» TASK INPUT
┄┄┄┄┄┄┄┄┄┄

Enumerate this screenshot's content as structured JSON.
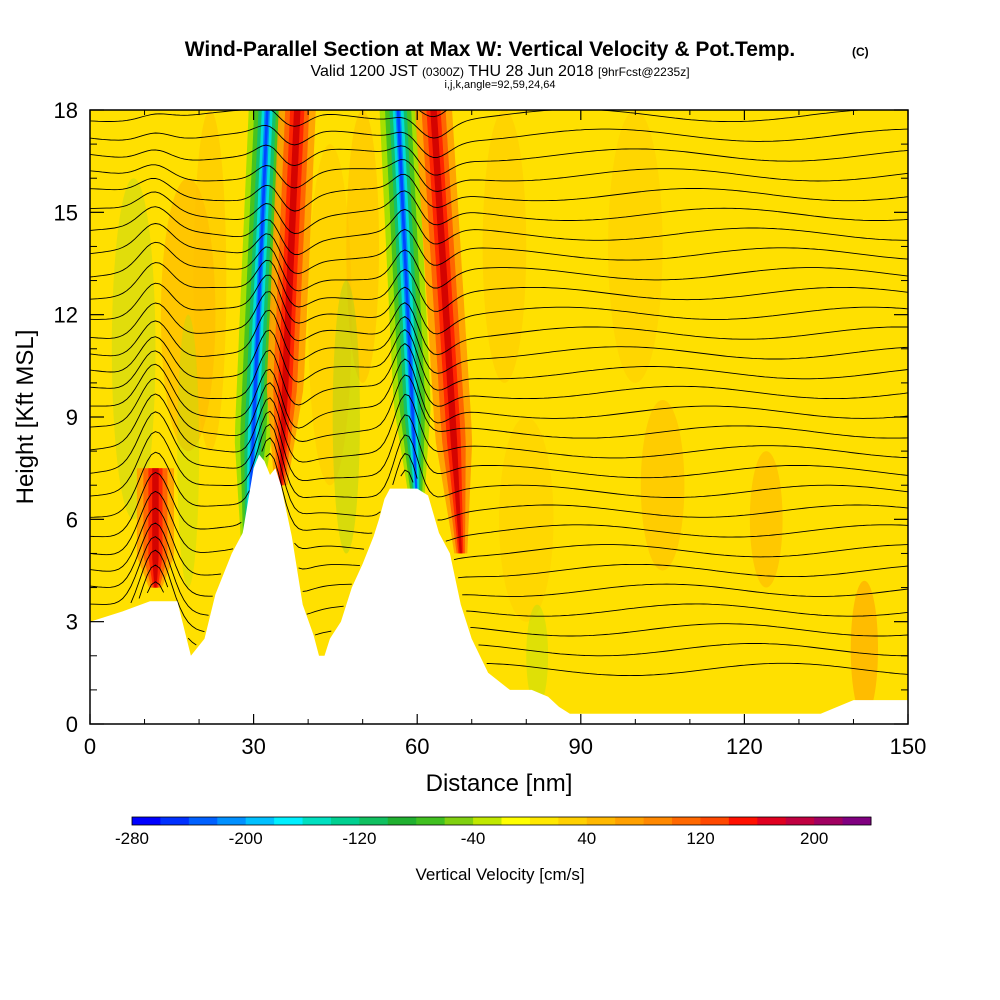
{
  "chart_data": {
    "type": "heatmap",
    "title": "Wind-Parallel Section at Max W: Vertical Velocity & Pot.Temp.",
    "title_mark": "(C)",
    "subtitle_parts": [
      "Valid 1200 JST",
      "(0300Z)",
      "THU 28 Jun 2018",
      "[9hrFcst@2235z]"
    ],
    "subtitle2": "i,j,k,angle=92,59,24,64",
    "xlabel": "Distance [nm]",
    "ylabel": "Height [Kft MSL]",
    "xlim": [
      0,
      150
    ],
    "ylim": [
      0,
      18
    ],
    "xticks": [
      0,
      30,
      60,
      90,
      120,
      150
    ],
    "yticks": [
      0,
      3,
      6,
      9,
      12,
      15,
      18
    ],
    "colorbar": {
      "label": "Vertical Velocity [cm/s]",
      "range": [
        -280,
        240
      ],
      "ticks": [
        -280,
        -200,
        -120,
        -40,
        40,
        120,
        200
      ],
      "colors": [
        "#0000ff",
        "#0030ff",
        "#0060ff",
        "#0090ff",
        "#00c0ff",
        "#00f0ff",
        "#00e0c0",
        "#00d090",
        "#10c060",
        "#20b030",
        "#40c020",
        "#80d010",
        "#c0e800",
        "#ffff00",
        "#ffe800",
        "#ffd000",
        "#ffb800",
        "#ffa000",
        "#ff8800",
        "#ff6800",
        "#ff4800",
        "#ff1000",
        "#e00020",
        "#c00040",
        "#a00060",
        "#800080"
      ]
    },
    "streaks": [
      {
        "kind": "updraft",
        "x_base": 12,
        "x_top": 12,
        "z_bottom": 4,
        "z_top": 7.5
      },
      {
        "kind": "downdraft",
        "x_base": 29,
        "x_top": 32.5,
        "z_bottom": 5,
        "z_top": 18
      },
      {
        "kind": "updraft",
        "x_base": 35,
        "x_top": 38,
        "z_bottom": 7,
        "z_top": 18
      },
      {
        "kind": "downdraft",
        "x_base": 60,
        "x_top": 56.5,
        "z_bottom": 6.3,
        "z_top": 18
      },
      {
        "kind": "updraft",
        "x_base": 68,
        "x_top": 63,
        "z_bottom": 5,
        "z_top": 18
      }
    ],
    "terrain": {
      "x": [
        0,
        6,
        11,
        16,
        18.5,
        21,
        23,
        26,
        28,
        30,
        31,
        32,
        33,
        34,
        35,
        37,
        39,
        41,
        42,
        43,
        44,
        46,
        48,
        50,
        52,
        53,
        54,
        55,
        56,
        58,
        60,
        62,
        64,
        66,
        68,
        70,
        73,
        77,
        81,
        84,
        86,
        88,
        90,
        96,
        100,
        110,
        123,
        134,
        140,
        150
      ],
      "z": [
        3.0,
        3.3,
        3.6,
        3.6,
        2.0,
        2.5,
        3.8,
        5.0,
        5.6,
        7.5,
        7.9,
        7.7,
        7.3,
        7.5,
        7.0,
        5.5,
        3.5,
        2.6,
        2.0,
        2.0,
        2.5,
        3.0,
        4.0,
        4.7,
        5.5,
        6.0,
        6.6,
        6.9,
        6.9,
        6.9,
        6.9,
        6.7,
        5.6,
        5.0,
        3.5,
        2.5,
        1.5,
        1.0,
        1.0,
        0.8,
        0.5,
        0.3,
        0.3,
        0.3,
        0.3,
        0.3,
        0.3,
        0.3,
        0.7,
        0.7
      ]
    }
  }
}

┄┄┄┄┄┄┄┄┄┄

» YOUR INSTRUCTIONS
Filter the data for the string "Vertical" and copy every line that has it.

» FINAL RESULT
    "title": "Wind-Parallel Section at Max W: Vertical Velocity & Pot.Temp.",
      "label": "Vertical Velocity [cm/s]",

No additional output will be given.